** START SUPPLIED INFORMATION **
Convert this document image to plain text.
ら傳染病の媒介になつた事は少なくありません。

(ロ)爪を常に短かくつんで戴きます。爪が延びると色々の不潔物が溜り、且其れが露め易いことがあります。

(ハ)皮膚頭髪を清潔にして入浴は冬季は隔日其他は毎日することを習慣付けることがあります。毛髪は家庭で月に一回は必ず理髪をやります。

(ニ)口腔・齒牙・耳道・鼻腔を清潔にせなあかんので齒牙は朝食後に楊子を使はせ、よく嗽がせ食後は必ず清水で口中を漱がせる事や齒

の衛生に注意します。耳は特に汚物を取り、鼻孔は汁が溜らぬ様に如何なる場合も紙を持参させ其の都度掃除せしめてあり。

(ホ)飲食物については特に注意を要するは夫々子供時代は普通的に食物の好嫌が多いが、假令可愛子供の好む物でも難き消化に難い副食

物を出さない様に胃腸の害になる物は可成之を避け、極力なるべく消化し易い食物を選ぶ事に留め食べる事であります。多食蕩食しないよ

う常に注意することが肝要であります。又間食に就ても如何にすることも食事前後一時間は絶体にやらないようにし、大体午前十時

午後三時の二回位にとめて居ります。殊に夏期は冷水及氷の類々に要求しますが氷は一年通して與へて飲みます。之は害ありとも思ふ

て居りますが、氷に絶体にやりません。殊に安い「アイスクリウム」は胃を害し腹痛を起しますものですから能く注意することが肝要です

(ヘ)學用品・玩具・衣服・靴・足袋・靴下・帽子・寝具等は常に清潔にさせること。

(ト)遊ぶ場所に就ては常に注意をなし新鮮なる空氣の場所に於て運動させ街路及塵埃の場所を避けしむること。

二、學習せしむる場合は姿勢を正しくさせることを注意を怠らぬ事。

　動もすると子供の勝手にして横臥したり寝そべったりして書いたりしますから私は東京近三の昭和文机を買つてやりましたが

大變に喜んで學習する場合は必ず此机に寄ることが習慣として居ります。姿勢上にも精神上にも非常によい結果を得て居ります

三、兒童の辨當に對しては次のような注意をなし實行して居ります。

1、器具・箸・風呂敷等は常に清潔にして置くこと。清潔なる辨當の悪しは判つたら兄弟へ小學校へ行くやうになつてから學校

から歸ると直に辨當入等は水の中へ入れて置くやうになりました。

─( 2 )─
** END SUPPLIED INFORMATION **
Give back the whole listing, word for word.

- **SOLUTION TO THIS EXERCISE**
Convert this document image to plain text.
ら傳染病の媒介になつた事は少なくありません。

(ロ)爪を常に短かくつんで戴きます。爪が延びると色々の不潔物が溜り、且其れが露め易いことがあります。

(ハ)皮膚頭髪を清潔にして入浴は冬季は隔日其他は毎日することを習慣付けることがあります。毛髪は家庭で月に一回は必ず理髪をやります。

(ニ)口腔・齒牙・耳道・鼻腔を清潔にせなあかんので齒牙は朝食後に楊子を使はせ、よく嗽がせ食後は必ず清水で口中を漱がせる事や齒

の衛生に注意します。耳は特に汚物を取り、鼻孔は汁が溜らぬ様に如何なる場合も紙を持参させ其の都度掃除せしめてあり。

(ホ)飲食物については特に注意を要するは夫々子供時代は普通的に食物の好嫌が多いが、假令可愛子供の好む物でも難き消化に難い副食

物を出さない様に胃腸の害になる物は可成之を避け、極力なるべく消化し易い食物を選ぶ事に留め食べる事であります。多食蕩食しないよ

う常に注意することが肝要であります。又間食に就ても如何にすることも食事前後一時間は絶体にやらないようにし、大体午前十時

午後三時の二回位にとめて居ります。殊に夏期は冷水及氷の類々に要求しますが氷は一年通して與へて飲みます。之は害ありとも思ふ

て居りますが、氷に絶体にやりません。殊に安い「アイスクリウム」は胃を害し腹痛を起しますものですから能く注意することが肝要です

(ヘ)學用品・玩具・衣服・靴・足袋・靴下・帽子・寝具等は常に清潔にさせること。

(ト)遊ぶ場所に就ては常に注意をなし新鮮なる空氣の場所に於て運動させ街路及塵埃の場所を避けしむること。

二、學習せしむる場合は姿勢を正しくさせることを注意を怠らぬ事。

　動もすると子供の勝手にして横臥したり寝そべったりして書いたりしますから私は東京近三の昭和文机を買つてやりましたが

大變に喜んで學習する場合は必ず此机に寄ることが習慣として居ります。姿勢上にも精神上にも非常によい結果を得て居ります

三、兒童の辨當に對しては次のような注意をなし實行して居ります。

1、器具・箸・風呂敷等は常に清潔にして置くこと。清潔なる辨當の悪しは判つたら兄弟へ小學校へ行くやうになつてから學校

から歸ると直に辨當入等は水の中へ入れて置くやうになりました。

─( 2 )─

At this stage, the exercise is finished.